• _Bloc de texte_:
Signalons encore que la commune, si elle fournit tout ou partie de ses infrastructures à l’ALE devient un sous-traitant de celle-ci.

Quant au Forem, il convient de souligner qu’il est lui-même le responsable de traitement pour des données qui sont, notamment, transmises par les ALE. L’idée que son DPO s’occuperait en plus des 246 ALE wallonnes parait quelque peu schizophrénique et difficilement praticable.

Enfin, le DPO doit également coopérer avec l’autorité de contrôle (ici, l’APD) et faire office de point de contact.

On notera que le rapport entre le Forem et les ALE est celui de responsables de traitement successifs. En effet, si des informations personnelles transitent bien de l’une à l’autre, les finalités et les moyens du traitement dépendent des deux entités qui agissent en totale autonomie. Une contractualisation qui balise ces échanges est cependant à conseiller.

• _Entrées fournies_:
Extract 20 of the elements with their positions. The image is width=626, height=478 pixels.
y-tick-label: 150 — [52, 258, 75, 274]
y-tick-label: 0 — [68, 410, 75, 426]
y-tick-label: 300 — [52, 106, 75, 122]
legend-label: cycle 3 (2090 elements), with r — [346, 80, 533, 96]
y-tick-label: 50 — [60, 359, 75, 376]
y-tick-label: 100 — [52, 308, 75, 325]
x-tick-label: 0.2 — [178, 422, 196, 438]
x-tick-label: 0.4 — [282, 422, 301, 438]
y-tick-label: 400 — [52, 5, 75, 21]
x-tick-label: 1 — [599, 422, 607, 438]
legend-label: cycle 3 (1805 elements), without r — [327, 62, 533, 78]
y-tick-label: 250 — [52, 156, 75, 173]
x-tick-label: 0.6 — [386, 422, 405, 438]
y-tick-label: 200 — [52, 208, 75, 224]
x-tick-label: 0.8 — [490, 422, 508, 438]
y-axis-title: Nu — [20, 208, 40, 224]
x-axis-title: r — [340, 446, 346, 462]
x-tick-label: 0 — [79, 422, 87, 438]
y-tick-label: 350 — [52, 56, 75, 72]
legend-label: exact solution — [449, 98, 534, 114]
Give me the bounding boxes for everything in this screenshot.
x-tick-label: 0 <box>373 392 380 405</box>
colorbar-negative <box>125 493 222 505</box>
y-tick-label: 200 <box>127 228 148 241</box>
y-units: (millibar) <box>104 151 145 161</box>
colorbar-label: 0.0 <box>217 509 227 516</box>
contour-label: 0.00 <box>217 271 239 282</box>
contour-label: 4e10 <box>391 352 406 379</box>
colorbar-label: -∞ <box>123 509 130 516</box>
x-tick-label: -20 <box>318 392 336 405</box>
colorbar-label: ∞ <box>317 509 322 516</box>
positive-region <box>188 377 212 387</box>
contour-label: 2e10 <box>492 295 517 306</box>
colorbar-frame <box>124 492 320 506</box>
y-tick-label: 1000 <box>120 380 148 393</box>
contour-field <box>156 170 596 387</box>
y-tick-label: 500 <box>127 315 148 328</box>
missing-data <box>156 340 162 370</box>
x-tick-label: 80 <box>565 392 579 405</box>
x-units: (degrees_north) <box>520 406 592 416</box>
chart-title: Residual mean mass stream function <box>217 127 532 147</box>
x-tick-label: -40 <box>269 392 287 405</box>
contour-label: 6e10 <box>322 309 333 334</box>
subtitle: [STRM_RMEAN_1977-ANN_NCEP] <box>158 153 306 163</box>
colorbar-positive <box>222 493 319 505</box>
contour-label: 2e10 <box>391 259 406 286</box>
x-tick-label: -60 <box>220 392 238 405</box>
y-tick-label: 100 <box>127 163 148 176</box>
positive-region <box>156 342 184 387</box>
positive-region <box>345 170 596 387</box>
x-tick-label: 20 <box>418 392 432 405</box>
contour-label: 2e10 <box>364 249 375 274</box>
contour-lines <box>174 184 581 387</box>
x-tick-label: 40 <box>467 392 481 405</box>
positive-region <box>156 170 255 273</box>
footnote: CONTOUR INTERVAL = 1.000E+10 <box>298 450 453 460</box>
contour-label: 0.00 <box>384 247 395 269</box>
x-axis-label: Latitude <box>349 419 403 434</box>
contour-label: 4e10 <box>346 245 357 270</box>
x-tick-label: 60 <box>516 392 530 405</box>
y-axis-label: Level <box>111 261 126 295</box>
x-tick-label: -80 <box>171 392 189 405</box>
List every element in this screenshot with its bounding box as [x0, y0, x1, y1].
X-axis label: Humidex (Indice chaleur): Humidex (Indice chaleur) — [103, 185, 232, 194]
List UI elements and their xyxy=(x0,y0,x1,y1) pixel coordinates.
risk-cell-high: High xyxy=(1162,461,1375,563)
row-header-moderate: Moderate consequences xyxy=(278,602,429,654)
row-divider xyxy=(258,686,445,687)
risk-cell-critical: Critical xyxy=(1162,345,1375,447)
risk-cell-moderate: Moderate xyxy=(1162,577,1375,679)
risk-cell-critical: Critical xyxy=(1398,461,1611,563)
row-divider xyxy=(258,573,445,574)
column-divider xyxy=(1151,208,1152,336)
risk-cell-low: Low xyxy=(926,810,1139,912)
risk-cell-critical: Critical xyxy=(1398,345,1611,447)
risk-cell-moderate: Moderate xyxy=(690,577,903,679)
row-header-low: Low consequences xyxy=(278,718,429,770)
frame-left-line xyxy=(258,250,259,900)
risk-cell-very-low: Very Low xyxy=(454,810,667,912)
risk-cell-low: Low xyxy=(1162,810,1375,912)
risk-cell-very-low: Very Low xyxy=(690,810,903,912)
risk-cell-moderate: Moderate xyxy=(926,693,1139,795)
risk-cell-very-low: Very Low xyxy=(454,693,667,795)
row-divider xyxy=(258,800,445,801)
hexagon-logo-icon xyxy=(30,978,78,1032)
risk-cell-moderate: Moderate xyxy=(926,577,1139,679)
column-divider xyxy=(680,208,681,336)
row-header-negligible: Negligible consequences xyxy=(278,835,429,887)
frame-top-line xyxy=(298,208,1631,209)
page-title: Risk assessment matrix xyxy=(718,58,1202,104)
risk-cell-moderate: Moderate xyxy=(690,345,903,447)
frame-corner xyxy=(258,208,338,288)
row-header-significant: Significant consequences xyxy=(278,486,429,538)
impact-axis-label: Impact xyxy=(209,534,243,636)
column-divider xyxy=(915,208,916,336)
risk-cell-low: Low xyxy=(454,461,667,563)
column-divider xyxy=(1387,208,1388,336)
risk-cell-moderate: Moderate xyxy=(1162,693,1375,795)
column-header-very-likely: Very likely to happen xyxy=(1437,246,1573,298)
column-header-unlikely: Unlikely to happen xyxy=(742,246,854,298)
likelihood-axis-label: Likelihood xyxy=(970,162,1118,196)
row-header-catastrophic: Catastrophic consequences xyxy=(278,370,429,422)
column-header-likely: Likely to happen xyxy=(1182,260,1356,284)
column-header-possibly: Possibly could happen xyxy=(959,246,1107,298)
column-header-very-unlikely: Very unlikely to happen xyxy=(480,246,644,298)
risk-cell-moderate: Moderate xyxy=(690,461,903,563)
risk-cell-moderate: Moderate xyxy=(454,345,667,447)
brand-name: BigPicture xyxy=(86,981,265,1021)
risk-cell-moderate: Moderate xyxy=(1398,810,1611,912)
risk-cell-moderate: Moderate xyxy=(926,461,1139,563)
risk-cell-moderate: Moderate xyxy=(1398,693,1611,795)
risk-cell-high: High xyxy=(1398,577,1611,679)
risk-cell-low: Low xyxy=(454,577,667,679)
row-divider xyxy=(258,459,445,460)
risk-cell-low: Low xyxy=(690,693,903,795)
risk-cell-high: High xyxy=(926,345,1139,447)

• _Énoncé_:
Recopiez fidèlement le passage du texte sur le Forem et les ALE, de "Quant au Forem, il" à "cependant à conseiller.".

• _Résultat de l'exercice_:
Quant au Forem, il convient de souligner qu’il est lui-même le responsable de traitement pour des données qui sont, notamment, transmises par les ALE. L’idée que son DPO s’occuperait en plus des 246 ALE wallonnes parait quelque peu schizophrénique et difficilement praticable.

Enfin, le DPO doit également coopérer avec l’autorité de contrôle (ici, l’APD) et faire office de point de contact.

On notera que le rapport entre le Forem et les ALE est celui de responsables de traitement successifs. En effet, si des informations personnelles transitent bien de l’une à l’autre, les finalités et les moyens du traitement dépendent des deux entités qui agissent en totale autonomie. Une contractualisation qui balise ces échanges est cependant à conseiller.